Record excerpts:

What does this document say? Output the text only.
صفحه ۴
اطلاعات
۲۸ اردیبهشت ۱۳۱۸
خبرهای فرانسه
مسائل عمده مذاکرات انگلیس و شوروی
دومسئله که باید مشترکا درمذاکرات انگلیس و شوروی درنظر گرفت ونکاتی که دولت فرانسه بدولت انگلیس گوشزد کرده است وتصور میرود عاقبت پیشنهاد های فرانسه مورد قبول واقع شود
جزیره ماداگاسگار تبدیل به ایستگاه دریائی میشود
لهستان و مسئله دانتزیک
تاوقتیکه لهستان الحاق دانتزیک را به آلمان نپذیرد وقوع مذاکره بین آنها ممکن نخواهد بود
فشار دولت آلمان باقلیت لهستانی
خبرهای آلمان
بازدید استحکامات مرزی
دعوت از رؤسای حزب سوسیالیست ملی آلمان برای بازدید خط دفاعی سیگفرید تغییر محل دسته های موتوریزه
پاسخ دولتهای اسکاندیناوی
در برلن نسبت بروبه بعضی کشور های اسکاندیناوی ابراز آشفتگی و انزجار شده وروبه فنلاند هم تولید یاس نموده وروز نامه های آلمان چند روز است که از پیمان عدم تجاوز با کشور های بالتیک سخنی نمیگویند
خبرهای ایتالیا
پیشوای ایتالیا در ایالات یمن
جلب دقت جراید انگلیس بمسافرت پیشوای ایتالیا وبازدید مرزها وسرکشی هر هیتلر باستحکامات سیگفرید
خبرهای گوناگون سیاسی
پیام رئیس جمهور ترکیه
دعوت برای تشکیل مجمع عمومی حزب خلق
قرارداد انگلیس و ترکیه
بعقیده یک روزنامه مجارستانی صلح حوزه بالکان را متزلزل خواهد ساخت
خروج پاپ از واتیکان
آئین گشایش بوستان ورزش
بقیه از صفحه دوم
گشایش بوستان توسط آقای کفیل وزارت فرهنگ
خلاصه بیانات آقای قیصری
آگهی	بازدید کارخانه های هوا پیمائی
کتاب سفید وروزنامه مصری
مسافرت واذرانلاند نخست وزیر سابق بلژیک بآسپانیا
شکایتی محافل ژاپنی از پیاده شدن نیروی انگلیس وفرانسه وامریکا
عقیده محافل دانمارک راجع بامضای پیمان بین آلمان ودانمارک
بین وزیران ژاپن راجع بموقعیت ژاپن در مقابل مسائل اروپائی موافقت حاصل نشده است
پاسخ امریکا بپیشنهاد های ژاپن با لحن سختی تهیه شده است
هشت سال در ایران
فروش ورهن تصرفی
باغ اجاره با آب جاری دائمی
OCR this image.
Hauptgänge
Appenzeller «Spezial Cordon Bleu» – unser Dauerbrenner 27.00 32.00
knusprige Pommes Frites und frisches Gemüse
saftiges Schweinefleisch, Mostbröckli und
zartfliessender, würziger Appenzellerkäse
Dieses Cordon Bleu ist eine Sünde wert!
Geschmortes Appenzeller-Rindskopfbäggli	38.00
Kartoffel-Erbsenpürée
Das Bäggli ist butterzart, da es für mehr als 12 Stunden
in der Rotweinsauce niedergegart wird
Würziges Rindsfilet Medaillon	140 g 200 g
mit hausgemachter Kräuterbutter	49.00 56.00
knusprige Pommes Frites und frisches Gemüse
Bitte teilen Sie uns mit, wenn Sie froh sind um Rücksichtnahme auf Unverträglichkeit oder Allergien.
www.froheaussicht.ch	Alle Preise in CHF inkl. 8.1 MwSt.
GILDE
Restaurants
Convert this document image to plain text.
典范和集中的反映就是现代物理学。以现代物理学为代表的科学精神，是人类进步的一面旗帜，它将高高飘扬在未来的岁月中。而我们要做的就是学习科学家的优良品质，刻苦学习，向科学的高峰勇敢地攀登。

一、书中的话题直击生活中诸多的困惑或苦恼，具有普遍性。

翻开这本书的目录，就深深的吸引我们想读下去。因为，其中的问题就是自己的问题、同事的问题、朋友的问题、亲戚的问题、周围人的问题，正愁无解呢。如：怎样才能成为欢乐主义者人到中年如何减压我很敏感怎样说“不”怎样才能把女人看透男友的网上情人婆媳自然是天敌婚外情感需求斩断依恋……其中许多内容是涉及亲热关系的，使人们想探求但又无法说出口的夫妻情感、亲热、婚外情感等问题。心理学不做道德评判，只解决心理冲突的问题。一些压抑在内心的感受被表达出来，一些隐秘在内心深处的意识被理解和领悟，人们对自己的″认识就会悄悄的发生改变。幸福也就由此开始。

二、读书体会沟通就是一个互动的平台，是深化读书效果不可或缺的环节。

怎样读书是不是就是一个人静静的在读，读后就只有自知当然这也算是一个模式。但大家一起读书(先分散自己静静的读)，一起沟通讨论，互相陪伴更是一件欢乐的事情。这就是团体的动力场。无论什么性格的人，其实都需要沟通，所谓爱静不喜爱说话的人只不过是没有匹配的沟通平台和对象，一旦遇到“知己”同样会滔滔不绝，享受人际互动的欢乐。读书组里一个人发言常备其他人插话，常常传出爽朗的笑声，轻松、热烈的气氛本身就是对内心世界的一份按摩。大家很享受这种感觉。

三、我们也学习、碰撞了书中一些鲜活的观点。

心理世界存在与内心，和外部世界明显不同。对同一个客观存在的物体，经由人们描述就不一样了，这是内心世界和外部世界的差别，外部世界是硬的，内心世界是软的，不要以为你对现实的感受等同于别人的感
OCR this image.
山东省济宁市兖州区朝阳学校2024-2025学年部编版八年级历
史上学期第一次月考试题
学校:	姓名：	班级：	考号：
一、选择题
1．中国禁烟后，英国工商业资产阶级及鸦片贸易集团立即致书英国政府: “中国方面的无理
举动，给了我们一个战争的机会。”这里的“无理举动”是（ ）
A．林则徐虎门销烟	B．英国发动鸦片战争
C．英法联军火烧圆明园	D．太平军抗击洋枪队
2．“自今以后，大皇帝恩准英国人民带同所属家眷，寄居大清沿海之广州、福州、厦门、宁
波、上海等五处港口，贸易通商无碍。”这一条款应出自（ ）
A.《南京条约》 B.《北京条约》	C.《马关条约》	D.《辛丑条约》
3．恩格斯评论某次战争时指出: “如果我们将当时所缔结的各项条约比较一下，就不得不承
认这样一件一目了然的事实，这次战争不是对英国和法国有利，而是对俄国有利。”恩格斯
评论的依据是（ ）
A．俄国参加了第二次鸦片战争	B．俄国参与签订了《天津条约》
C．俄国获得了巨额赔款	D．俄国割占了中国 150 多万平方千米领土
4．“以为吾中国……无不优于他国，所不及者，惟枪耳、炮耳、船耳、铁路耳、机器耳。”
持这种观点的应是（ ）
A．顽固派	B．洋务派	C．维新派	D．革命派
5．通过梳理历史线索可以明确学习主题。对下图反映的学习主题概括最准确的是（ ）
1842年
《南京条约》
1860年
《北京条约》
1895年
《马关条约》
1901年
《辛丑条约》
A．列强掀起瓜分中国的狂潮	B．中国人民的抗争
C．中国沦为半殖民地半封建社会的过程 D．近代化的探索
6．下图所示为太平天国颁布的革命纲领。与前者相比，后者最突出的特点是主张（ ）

Aim: Write out all records exactly, keeping every detail.

Response to this task:
What does this document say? Output the text only.
صفحه ۴
اطلاعات
۲۸ اردیبهشت ۱۳۱۸
خبرهای فرانسه
مسائل عمده مذاکرات انگلیس و شوروی
دومسئله که باید مشترکا درمذاکرات انگلیس و شوروی درنظر گرفت ونکاتی که دولت فرانسه بدولت انگلیس گوشزد کرده است وتصور میرود عاقبت پیشنهاد های فرانسه مورد قبول واقع شود
جزیره ماداگاسگار تبدیل به ایستگاه دریائی میشود
لهستان و مسئله دانتزیک
تاوقتیکه لهستان الحاق دانتزیک را به آلمان نپذیرد وقوع مذاکره بین آنها ممکن نخواهد بود
فشار دولت آلمان باقلیت لهستانی
خبرهای آلمان
بازدید استحکامات مرزی
دعوت از رؤسای حزب سوسیالیست ملی آلمان برای بازدید خط دفاعی سیگفرید تغییر محل دسته های موتوریزه
پاسخ دولتهای اسکاندیناوی
در برلن نسبت بروبه بعضی کشور های اسکاندیناوی ابراز آشفتگی و انزجار شده وروبه فنلاند هم تولید یاس نموده وروز نامه های آلمان چند روز است که از پیمان عدم تجاوز با کشور های بالتیک سخنی نمیگویند
خبرهای ایتالیا
پیشوای ایتالیا در ایالات یمن
جلب دقت جراید انگلیس بمسافرت پیشوای ایتالیا وبازدید مرزها وسرکشی هر هیتلر باستحکامات سیگفرید
خبرهای گوناگون سیاسی
پیام رئیس جمهور ترکیه
دعوت برای تشکیل مجمع عمومی حزب خلق
قرارداد انگلیس و ترکیه
بعقیده یک روزنامه مجارستانی صلح حوزه بالکان را متزلزل خواهد ساخت
خروج پاپ از واتیکان
آئین گشایش بوستان ورزش
بقیه از صفحه دوم
گشایش بوستان توسط آقای کفیل وزارت فرهنگ
خلاصه بیانات آقای قیصری
آگهی	بازدید کارخانه های هوا پیمائی
کتاب سفید وروزنامه مصری
مسافرت واذرانلاند نخست وزیر سابق بلژیک بآسپانیا
شکایتی محافل ژاپنی از پیاده شدن نیروی انگلیس وفرانسه وامریکا
عقیده محافل دانمارک راجع بامضای پیمان بین آلمان ودانمارک
بین وزیران ژاپن راجع بموقعیت ژاپن در مقابل مسائل اروپائی موافقت حاصل نشده است
پاسخ امریکا بپیشنهاد های ژاپن با لحن سختی تهیه شده است
هشت سال در ایران
فروش ورهن تصرفی
باغ اجاره با آب جاری دائمی
OCR this image.
Hauptgänge
Appenzeller «Spezial Cordon Bleu» – unser Dauerbrenner 27.00 32.00
knusprige Pommes Frites und frisches Gemüse
saftiges Schweinefleisch, Mostbröckli und
zartfliessender, würziger Appenzellerkäse
Dieses Cordon Bleu ist eine Sünde wert!
Geschmortes Appenzeller-Rindskopfbäggli	38.00
Kartoffel-Erbsenpürée
Das Bäggli ist butterzart, da es für mehr als 12 Stunden
in der Rotweinsauce niedergegart wird
Würziges Rindsfilet Medaillon	140 g 200 g
mit hausgemachter Kräuterbutter	49.00 56.00
knusprige Pommes Frites und frisches Gemüse
Bitte teilen Sie uns mit, wenn Sie froh sind um Rücksichtnahme auf Unverträglichkeit oder Allergien.
www.froheaussicht.ch	Alle Preise in CHF inkl. 8.1 MwSt.
GILDE
Restaurants
Convert this document image to plain text.
典范和集中的反映就是现代物理学。以现代物理学为代表的科学精神，是人类进步的一面旗帜，它将高高飘扬在未来的岁月中。而我们要做的就是学习科学家的优良品质，刻苦学习，向科学的高峰勇敢地攀登。

一、书中的话题直击生活中诸多的困惑或苦恼，具有普遍性。

翻开这本书的目录，就深深的吸引我们想读下去。因为，其中的问题就是自己的问题、同事的问题、朋友的问题、亲戚的问题、周围人的问题，正愁无解呢。如：怎样才能成为欢乐主义者人到中年如何减压我很敏感怎样说“不”怎样才能把女人看透男友的网上情人婆媳自然是天敌婚外情感需求斩断依恋……其中许多内容是涉及亲热关系的，使人们想探求但又无法说出口的夫妻情感、亲热、婚外情感等问题。心理学不做道德评判，只解决心理冲突的问题。一些压抑在内心的感受被表达出来，一些隐秘在内心深处的意识被理解和领悟，人们对自己的″认识就会悄悄的发生改变。幸福也就由此开始。

二、读书体会沟通就是一个互动的平台，是深化读书效果不可或缺的环节。

怎样读书是不是就是一个人静静的在读，读后就只有自知当然这也算是一个模式。但大家一起读书(先分散自己静静的读)，一起沟通讨论，互相陪伴更是一件欢乐的事情。这就是团体的动力场。无论什么性格的人，其实都需要沟通，所谓爱静不喜爱说话的人只不过是没有匹配的沟通平台和对象，一旦遇到“知己”同样会滔滔不绝，享受人际互动的欢乐。读书组里一个人发言常备其他人插话，常常传出爽朗的笑声，轻松、热烈的气氛本身就是对内心世界的一份按摩。大家很享受这种感觉。

三、我们也学习、碰撞了书中一些鲜活的观点。

心理世界存在与内心，和外部世界明显不同。对同一个客观存在的物体，经由人们描述就不一样了，这是内心世界和外部世界的差别，外部世界是硬的，内心世界是软的，不要以为你对现实的感受等同于别人的感
OCR this image.
山东省济宁市兖州区朝阳学校2024-2025学年部编版八年级历
史上学期第一次月考试题
学校:	姓名：	班级：	考号：
一、选择题
1．中国禁烟后，英国工商业资产阶级及鸦片贸易集团立即致书英国政府: “中国方面的无理
举动，给了我们一个战争的机会。”这里的“无理举动”是（ ）
A．林则徐虎门销烟	B．英国发动鸦片战争
C．英法联军火烧圆明园	D．太平军抗击洋枪队
2．“自今以后，大皇帝恩准英国人民带同所属家眷，寄居大清沿海之广州、福州、厦门、宁
波、上海等五处港口，贸易通商无碍。”这一条款应出自（ ）
A.《南京条约》 B.《北京条约》	C.《马关条约》	D.《辛丑条约》
3．恩格斯评论某次战争时指出: “如果我们将当时所缔结的各项条约比较一下，就不得不承
认这样一件一目了然的事实，这次战争不是对英国和法国有利，而是对俄国有利。”恩格斯
评论的依据是（ ）
A．俄国参加了第二次鸦片战争	B．俄国参与签订了《天津条约》
C．俄国获得了巨额赔款	D．俄国割占了中国 150 多万平方千米领土
4．“以为吾中国……无不优于他国，所不及者，惟枪耳、炮耳、船耳、铁路耳、机器耳。”
持这种观点的应是（ ）
A．顽固派	B．洋务派	C．维新派	D．革命派
5．通过梳理历史线索可以明确学习主题。对下图反映的学习主题概括最准确的是（ ）
1842年
《南京条约》
1860年
《北京条约》
1895年
《马关条约》
1901年
《辛丑条约》
A．列强掀起瓜分中国的狂潮	B．中国人民的抗争
C．中国沦为半殖民地半封建社会的过程 D．近代化的探索
6．下图所示为太平天国颁布的革命纲领。与前者相比，后者最突出的特点是主张（ ）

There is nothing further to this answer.